- _Data for processing_:
————————

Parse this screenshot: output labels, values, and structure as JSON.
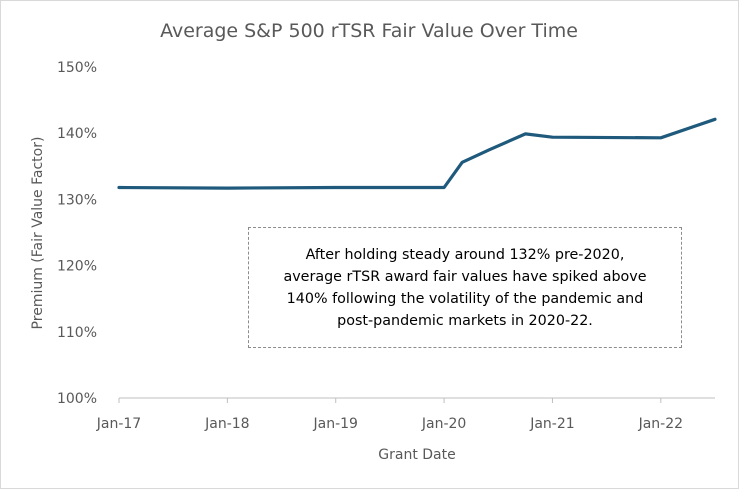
{
  "chart_data": {
    "type": "line",
    "title": "Average S&P 500 rTSR Fair Value Over Time",
    "xlabel": "Grant Date",
    "ylabel": "Premium (Fair Value Factor)",
    "x_ticks": [
      "Jan-17",
      "Jan-18",
      "Jan-19",
      "Jan-20",
      "Jan-21",
      "Jan-22"
    ],
    "y_ticks": [
      "100%",
      "110%",
      "120%",
      "130%",
      "140%",
      "150%"
    ],
    "ylim": [
      100,
      150
    ],
    "xlim": [
      "2017-01",
      "2022-07"
    ],
    "grid": false,
    "line_color": "#1f5a7d",
    "series": [
      {
        "x": [
          "2017-01",
          "2018-01",
          "2019-01",
          "2020-01",
          "2020-03",
          "2020-06",
          "2020-10",
          "2021-01",
          "2022-01",
          "2022-07"
        ],
        "values": [
          131.8,
          131.7,
          131.8,
          131.8,
          135.6,
          137.5,
          139.9,
          139.4,
          139.3,
          142.1
        ]
      }
    ],
    "annotation": [
      "After holding steady around 132% pre-2020,",
      "average rTSR award fair values have spiked above",
      "140% following the volatility of the pandemic and",
      "post-pandemic markets in 2020-22."
    ]
  }
}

————————

- _Given task_:
Reproduce the listing above exactly, excluding all pictures.

- _Solved problem_:
Parse this screenshot: output labels, values, and structure as JSON.
{
  "chart_data": {
    "type": "line",
    "title": "Average S&P 500 rTSR Fair Value Over Time",
    "xlabel": "Grant Date",
    "ylabel": "Premium (Fair Value Factor)",
    "x_ticks": [
      "Jan-17",
      "Jan-18",
      "Jan-19",
      "Jan-20",
      "Jan-21",
      "Jan-22"
    ],
    "y_ticks": [
      "100%",
      "110%",
      "120%",
      "130%",
      "140%",
      "150%"
    ],
    "ylim": [
      100,
      150
    ],
    "xlim": [
      "2017-01",
      "2022-07"
    ],
    "grid": false,
    "line_color": "#1f5a7d",
    "series": [
      {
        "x": [
          "2017-01",
          "2018-01",
          "2019-01",
          "2020-01",
          "2020-03",
          "2020-06",
          "2020-10",
          "2021-01",
          "2022-01",
          "2022-07"
        ],
        "values": [
          131.8,
          131.7,
          131.8,
          131.8,
          135.6,
          137.5,
          139.9,
          139.4,
          139.3,
          142.1
        ]
      }
    ],
    "annotation": [
      "After holding steady around 132% pre-2020,",
      "average rTSR award fair values have spiked above",
      "140% following the volatility of the pandemic and",
      "post-pandemic markets in 2020-22."
    ]
  }
}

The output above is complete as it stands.